» **Exercise material**:
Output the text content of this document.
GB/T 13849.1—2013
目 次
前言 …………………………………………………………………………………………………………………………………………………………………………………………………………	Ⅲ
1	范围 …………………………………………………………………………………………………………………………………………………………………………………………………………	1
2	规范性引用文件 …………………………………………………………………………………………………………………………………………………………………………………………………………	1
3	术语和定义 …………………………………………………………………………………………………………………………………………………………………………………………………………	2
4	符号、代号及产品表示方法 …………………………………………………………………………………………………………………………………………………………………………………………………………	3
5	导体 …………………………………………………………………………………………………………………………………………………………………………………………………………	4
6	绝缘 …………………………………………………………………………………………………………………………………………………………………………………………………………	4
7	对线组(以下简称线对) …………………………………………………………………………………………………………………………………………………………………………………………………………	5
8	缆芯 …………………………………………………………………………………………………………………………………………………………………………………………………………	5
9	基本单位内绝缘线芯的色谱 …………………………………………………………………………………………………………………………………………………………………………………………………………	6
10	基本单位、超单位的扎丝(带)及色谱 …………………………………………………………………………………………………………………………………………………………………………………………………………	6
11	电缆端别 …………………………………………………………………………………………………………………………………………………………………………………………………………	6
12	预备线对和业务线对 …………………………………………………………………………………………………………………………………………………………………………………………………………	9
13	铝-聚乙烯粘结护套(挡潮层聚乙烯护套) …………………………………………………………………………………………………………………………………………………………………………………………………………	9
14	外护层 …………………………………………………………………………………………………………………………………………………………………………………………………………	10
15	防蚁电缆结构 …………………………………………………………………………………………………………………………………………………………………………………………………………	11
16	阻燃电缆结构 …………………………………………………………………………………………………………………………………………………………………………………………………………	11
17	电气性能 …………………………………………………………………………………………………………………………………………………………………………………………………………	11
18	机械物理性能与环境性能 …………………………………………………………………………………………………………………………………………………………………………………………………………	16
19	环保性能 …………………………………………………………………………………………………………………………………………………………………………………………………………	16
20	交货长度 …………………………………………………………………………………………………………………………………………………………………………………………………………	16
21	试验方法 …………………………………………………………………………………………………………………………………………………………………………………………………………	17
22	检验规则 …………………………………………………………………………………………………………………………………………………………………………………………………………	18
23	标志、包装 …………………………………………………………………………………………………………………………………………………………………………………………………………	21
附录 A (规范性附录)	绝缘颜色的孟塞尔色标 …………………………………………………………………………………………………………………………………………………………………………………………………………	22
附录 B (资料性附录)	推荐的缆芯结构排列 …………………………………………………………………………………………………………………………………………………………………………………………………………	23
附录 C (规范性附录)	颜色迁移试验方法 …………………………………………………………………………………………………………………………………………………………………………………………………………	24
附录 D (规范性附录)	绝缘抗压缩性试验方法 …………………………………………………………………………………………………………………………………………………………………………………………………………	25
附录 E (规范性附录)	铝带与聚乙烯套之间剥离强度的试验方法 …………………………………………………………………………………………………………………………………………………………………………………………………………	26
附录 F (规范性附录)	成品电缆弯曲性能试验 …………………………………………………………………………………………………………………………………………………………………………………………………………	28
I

» **Your objective**:
Show all lines from the data above in which the word "规范性附录" appears.

» **Expected answer**:
附录 A (规范性附录)	绝缘颜色的孟塞尔色标 …………………………………………………………………………………………………………………………………………………………………………………………………………	22
附录 C (规范性附录)	颜色迁移试验方法 …………………………………………………………………………………………………………………………………………………………………………………………………………	24
附录 D (规范性附录)	绝缘抗压缩性试验方法 …………………………………………………………………………………………………………………………………………………………………………………………………………	25
附录 E (规范性附录)	铝带与聚乙烯套之间剥离强度的试验方法 …………………………………………………………………………………………………………………………………………………………………………………………………………	26
附录 F (规范性附录)	成品电缆弯曲性能试验 …………………………………………………………………………………………………………………………………………………………………………………………………………	28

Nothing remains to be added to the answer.